▸ **GOAL**
Return each line of the data below verbatim; pictures are to be left out.

[Records excerpted from a collection]
● ● ●
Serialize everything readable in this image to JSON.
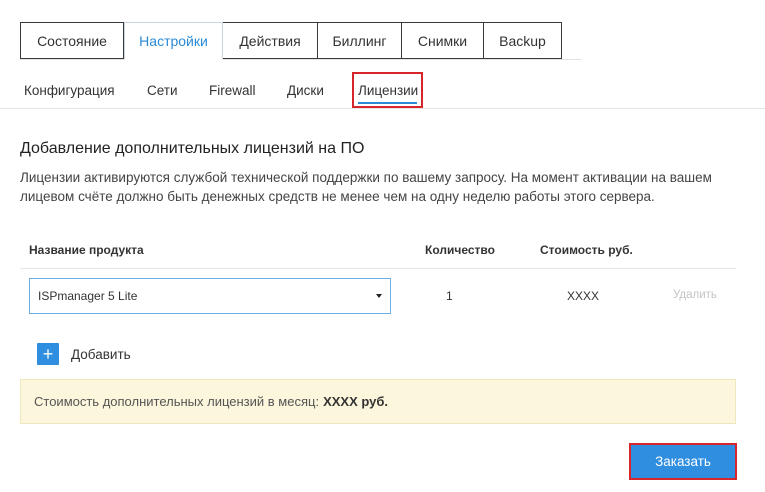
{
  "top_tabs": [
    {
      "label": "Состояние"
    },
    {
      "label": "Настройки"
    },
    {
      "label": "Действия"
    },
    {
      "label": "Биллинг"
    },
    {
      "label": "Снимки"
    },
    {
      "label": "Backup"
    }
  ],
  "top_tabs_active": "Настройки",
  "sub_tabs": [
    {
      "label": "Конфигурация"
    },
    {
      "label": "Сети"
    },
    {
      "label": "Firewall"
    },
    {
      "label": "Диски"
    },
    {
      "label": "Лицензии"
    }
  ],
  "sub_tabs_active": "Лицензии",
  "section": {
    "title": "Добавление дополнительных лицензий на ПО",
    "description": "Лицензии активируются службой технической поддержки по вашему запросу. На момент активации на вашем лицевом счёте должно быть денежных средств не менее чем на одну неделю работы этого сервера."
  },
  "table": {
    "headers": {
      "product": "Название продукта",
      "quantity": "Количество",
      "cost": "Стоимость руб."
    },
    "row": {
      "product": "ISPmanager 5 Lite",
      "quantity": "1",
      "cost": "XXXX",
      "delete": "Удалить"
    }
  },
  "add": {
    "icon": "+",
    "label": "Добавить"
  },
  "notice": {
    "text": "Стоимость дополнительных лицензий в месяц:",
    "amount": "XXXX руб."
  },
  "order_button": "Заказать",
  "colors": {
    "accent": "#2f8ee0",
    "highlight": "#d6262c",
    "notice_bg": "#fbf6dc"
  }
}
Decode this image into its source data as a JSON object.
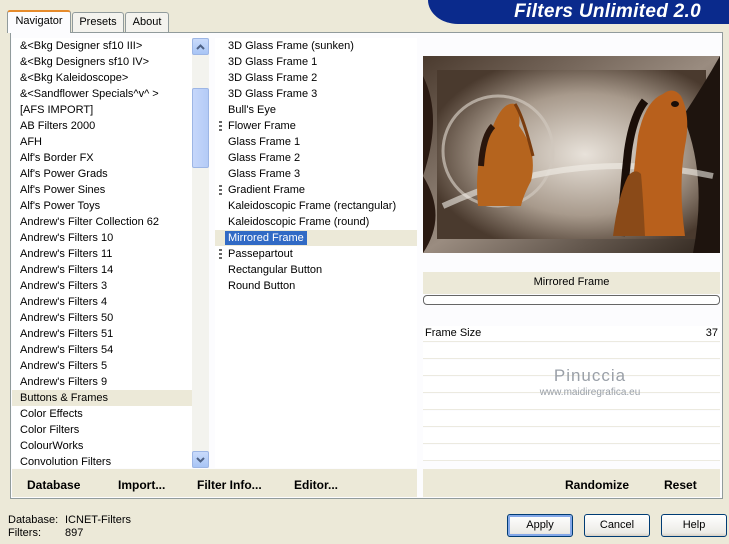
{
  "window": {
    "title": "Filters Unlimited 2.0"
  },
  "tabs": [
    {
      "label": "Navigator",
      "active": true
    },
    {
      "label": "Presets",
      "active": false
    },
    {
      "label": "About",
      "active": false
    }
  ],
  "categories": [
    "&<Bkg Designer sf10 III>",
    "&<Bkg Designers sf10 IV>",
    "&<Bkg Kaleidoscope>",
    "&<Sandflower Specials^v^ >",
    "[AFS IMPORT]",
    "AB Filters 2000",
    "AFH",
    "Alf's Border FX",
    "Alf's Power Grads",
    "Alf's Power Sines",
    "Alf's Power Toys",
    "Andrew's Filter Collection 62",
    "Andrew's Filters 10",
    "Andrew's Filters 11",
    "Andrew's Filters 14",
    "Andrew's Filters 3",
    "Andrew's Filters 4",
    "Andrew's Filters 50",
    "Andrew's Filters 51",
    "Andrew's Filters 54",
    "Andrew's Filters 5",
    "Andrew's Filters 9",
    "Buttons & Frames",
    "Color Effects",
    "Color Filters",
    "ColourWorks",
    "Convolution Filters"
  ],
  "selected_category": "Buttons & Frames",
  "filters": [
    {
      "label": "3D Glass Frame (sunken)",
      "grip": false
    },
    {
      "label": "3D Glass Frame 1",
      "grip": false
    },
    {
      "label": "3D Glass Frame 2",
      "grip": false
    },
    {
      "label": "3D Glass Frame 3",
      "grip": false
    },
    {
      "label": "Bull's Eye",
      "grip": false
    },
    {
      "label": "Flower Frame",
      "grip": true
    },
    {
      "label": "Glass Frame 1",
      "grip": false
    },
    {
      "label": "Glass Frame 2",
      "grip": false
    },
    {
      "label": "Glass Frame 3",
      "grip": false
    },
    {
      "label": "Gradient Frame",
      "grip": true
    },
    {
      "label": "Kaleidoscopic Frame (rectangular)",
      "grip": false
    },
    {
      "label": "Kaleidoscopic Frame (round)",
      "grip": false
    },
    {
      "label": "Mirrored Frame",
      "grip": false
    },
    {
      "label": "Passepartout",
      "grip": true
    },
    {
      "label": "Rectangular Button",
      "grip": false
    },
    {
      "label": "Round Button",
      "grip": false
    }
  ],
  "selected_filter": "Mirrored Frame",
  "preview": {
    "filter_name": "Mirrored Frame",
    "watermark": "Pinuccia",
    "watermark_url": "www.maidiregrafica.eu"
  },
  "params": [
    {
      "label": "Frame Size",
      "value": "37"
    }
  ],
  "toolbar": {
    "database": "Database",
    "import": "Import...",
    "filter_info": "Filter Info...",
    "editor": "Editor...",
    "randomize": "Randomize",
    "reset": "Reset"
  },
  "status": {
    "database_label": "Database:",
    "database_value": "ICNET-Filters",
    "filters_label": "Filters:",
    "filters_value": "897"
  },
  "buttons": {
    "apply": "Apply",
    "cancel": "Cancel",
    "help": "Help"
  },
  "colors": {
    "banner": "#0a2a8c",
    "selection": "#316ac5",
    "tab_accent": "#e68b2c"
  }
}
● ● ●
▸ **WRITTEN SOLUTION**
Serialize everything readable in this image to JSON.
{
  "top_tabs": [
    {
      "label": "Состояние"
    },
    {
      "label": "Настройки"
    },
    {
      "label": "Действия"
    },
    {
      "label": "Биллинг"
    },
    {
      "label": "Снимки"
    },
    {
      "label": "Backup"
    }
  ],
  "top_tabs_active": "Настройки",
  "sub_tabs": [
    {
      "label": "Конфигурация"
    },
    {
      "label": "Сети"
    },
    {
      "label": "Firewall"
    },
    {
      "label": "Диски"
    },
    {
      "label": "Лицензии"
    }
  ],
  "sub_tabs_active": "Лицензии",
  "section": {
    "title": "Добавление дополнительных лицензий на ПО",
    "description": "Лицензии активируются службой технической поддержки по вашему запросу. На момент активации на вашем лицевом счёте должно быть денежных средств не менее чем на одну неделю работы этого сервера."
  },
  "table": {
    "headers": {
      "product": "Название продукта",
      "quantity": "Количество",
      "cost": "Стоимость руб."
    },
    "row": {
      "product": "ISPmanager 5 Lite",
      "quantity": "1",
      "cost": "XXXX",
      "delete": "Удалить"
    }
  },
  "add": {
    "icon": "+",
    "label": "Добавить"
  },
  "notice": {
    "text": "Стоимость дополнительных лицензий в месяц:",
    "amount": "XXXX руб."
  },
  "order_button": "Заказать",
  "colors": {
    "accent": "#2f8ee0",
    "highlight": "#d6262c",
    "notice_bg": "#fbf6dc"
  }
}
Decode this image into its source data as a JSON object.
{
  "window": {
    "title": "Filters Unlimited 2.0"
  },
  "tabs": [
    {
      "label": "Navigator",
      "active": true
    },
    {
      "label": "Presets",
      "active": false
    },
    {
      "label": "About",
      "active": false
    }
  ],
  "categories": [
    "&<Bkg Designer sf10 III>",
    "&<Bkg Designers sf10 IV>",
    "&<Bkg Kaleidoscope>",
    "&<Sandflower Specials^v^ >",
    "[AFS IMPORT]",
    "AB Filters 2000",
    "AFH",
    "Alf's Border FX",
    "Alf's Power Grads",
    "Alf's Power Sines",
    "Alf's Power Toys",
    "Andrew's Filter Collection 62",
    "Andrew's Filters 10",
    "Andrew's Filters 11",
    "Andrew's Filters 14",
    "Andrew's Filters 3",
    "Andrew's Filters 4",
    "Andrew's Filters 50",
    "Andrew's Filters 51",
    "Andrew's Filters 54",
    "Andrew's Filters 5",
    "Andrew's Filters 9",
    "Buttons & Frames",
    "Color Effects",
    "Color Filters",
    "ColourWorks",
    "Convolution Filters"
  ],
  "selected_category": "Buttons & Frames",
  "filters": [
    {
      "label": "3D Glass Frame (sunken)",
      "grip": false
    },
    {
      "label": "3D Glass Frame 1",
      "grip": false
    },
    {
      "label": "3D Glass Frame 2",
      "grip": false
    },
    {
      "label": "3D Glass Frame 3",
      "grip": false
    },
    {
      "label": "Bull's Eye",
      "grip": false
    },
    {
      "label": "Flower Frame",
      "grip": true
    },
    {
      "label": "Glass Frame 1",
      "grip": false
    },
    {
      "label": "Glass Frame 2",
      "grip": false
    },
    {
      "label": "Glass Frame 3",
      "grip": false
    },
    {
      "label": "Gradient Frame",
      "grip": true
    },
    {
      "label": "Kaleidoscopic Frame (rectangular)",
      "grip": false
    },
    {
      "label": "Kaleidoscopic Frame (round)",
      "grip": false
    },
    {
      "label": "Mirrored Frame",
      "grip": false
    },
    {
      "label": "Passepartout",
      "grip": true
    },
    {
      "label": "Rectangular Button",
      "grip": false
    },
    {
      "label": "Round Button",
      "grip": false
    }
  ],
  "selected_filter": "Mirrored Frame",
  "preview": {
    "filter_name": "Mirrored Frame",
    "watermark": "Pinuccia",
    "watermark_url": "www.maidiregrafica.eu"
  },
  "params": [
    {
      "label": "Frame Size",
      "value": "37"
    }
  ],
  "toolbar": {
    "database": "Database",
    "import": "Import...",
    "filter_info": "Filter Info...",
    "editor": "Editor...",
    "randomize": "Randomize",
    "reset": "Reset"
  },
  "status": {
    "database_label": "Database:",
    "database_value": "ICNET-Filters",
    "filters_label": "Filters:",
    "filters_value": "897"
  },
  "buttons": {
    "apply": "Apply",
    "cancel": "Cancel",
    "help": "Help"
  },
  "colors": {
    "banner": "#0a2a8c",
    "selection": "#316ac5",
    "tab_accent": "#e68b2c"
  }
}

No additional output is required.